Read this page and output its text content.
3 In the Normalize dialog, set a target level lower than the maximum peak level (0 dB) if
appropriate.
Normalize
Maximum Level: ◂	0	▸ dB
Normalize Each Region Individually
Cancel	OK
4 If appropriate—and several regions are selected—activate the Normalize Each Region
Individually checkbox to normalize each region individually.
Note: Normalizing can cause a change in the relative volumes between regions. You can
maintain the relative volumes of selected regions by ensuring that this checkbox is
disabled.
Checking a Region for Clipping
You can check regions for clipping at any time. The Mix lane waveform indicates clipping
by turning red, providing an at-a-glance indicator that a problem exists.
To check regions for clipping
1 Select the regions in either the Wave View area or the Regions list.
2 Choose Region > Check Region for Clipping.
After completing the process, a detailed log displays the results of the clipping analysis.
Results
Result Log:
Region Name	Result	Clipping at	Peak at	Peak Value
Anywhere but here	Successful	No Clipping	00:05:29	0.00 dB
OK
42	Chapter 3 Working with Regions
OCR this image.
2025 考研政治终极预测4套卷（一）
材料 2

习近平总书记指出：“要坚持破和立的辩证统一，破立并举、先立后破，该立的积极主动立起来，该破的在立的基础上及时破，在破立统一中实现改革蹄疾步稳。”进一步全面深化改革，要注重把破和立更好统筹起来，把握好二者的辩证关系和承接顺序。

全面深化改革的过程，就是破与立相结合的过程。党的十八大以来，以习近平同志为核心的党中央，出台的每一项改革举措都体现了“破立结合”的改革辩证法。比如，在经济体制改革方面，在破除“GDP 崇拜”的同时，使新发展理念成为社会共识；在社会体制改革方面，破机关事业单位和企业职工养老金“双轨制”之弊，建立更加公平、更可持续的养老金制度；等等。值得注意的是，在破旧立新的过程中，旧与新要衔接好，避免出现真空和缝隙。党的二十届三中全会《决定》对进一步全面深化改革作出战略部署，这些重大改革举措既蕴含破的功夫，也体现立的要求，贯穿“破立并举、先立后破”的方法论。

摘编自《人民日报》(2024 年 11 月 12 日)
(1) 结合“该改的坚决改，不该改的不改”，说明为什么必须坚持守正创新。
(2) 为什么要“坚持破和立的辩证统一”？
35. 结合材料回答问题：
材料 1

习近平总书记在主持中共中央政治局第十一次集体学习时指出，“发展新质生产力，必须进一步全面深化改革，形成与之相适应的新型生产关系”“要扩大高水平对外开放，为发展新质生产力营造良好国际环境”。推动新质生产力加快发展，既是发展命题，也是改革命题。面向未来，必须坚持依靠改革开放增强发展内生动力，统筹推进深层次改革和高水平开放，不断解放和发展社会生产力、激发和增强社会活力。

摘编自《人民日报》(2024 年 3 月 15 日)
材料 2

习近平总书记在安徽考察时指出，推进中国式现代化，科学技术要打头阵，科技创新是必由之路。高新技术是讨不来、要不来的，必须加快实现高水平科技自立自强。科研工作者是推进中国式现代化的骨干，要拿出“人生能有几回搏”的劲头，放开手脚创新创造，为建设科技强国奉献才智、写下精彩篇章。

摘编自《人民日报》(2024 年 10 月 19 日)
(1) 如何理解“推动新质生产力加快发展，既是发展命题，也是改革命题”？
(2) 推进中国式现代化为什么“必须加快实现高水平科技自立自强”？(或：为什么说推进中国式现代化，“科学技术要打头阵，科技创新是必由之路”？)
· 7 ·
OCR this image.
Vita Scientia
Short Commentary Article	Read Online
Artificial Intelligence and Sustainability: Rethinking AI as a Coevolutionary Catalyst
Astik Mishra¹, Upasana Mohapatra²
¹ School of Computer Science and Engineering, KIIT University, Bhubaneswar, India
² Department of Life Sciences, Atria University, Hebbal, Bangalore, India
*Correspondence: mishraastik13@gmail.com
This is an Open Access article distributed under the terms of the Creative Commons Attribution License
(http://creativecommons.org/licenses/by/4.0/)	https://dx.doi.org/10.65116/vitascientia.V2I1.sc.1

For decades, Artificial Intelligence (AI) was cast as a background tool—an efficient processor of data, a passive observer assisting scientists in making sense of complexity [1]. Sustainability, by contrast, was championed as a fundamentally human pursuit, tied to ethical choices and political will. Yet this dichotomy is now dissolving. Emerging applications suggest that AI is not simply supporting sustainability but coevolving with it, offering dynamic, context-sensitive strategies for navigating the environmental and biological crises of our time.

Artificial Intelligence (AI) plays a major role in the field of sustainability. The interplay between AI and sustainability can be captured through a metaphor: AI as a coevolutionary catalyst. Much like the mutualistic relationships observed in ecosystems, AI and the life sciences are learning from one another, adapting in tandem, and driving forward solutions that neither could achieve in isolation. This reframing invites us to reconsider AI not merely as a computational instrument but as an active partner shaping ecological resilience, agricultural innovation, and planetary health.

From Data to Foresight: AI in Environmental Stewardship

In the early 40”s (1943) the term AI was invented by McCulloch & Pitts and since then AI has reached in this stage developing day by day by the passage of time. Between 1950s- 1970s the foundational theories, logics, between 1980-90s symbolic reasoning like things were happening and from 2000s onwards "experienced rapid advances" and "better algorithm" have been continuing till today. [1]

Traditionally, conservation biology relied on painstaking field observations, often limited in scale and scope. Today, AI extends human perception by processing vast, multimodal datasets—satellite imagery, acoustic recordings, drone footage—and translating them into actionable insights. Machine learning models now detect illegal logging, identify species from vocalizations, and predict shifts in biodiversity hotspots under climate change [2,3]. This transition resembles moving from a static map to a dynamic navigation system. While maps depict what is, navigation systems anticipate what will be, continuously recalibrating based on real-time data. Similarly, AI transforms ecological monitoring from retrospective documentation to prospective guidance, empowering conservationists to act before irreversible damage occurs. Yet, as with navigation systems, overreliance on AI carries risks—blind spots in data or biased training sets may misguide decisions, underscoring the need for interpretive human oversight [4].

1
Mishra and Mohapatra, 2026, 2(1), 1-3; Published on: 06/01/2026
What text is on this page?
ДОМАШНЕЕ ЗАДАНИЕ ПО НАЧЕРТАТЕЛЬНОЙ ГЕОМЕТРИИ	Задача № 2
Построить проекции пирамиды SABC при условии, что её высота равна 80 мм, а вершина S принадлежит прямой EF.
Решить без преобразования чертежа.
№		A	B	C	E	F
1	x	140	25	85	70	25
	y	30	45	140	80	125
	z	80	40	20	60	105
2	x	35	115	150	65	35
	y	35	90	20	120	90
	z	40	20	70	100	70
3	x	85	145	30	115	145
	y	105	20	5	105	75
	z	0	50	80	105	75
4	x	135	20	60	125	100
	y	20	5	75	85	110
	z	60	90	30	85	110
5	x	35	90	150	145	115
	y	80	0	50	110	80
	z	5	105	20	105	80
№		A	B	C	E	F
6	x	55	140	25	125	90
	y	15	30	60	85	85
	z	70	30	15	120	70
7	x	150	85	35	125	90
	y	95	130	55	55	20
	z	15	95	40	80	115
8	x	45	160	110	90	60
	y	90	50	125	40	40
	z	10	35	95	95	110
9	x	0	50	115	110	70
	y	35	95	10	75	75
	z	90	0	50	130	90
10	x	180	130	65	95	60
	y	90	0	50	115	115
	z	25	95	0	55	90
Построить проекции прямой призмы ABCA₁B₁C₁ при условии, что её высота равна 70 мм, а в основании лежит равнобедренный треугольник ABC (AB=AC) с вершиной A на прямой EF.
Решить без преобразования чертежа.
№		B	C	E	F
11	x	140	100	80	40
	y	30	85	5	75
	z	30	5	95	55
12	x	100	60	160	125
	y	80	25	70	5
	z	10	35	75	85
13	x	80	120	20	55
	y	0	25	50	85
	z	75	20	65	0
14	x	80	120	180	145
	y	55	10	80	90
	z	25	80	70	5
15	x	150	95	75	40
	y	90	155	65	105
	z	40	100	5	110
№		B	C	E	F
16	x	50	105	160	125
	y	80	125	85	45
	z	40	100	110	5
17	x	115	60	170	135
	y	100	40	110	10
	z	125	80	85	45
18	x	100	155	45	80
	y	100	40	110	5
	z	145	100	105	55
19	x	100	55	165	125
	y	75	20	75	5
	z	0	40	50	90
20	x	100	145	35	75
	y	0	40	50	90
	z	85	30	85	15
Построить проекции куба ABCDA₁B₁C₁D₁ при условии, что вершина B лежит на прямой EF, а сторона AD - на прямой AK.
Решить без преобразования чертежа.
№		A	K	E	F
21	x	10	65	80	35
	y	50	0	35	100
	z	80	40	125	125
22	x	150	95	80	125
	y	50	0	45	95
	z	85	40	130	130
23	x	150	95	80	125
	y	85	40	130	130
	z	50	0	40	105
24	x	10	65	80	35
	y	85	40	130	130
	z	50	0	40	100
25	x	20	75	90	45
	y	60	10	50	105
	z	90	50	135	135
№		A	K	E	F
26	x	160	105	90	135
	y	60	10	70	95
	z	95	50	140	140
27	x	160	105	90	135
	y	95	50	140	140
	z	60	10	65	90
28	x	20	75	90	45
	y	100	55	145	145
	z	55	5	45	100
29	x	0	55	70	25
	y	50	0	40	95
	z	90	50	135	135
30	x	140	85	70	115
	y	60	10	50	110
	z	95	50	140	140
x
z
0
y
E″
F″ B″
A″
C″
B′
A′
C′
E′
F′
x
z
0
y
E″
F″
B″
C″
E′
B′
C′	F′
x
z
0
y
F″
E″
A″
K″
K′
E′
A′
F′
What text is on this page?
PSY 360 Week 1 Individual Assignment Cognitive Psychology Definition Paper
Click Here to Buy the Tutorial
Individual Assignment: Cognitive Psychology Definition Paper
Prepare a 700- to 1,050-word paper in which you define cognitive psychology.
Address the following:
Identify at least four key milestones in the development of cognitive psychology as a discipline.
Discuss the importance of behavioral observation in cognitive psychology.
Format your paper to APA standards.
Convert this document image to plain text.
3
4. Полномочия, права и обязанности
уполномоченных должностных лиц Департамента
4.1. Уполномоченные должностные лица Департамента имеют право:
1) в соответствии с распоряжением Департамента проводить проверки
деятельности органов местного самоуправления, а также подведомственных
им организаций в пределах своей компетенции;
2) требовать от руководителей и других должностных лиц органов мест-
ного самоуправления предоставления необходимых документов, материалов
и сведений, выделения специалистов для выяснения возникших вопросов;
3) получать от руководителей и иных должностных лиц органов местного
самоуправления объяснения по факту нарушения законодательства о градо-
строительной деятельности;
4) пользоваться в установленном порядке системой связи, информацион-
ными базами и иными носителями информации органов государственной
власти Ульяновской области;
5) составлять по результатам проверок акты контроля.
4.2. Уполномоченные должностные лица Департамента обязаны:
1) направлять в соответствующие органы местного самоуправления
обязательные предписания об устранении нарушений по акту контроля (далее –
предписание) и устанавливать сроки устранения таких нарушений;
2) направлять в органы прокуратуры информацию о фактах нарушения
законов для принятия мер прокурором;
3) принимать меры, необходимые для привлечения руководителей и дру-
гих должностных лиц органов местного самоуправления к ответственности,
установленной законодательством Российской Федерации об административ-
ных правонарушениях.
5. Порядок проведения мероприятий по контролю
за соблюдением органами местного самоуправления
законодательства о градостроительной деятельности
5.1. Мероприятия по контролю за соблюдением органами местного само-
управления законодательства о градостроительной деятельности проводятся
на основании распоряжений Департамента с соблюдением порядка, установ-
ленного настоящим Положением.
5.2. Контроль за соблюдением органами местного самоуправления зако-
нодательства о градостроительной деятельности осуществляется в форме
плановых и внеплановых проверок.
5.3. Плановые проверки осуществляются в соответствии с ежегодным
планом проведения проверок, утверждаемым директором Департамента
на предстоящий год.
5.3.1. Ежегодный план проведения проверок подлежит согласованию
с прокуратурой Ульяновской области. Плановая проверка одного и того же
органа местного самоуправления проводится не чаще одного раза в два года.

§ Exercise task
From the listing above, copy all lines holding the word "selected".

§ Solved problem
4 If appropriate—and several regions are selected—activate the Normalize Each Region
maintain the relative volumes of selected regions by ensuring that this checkbox is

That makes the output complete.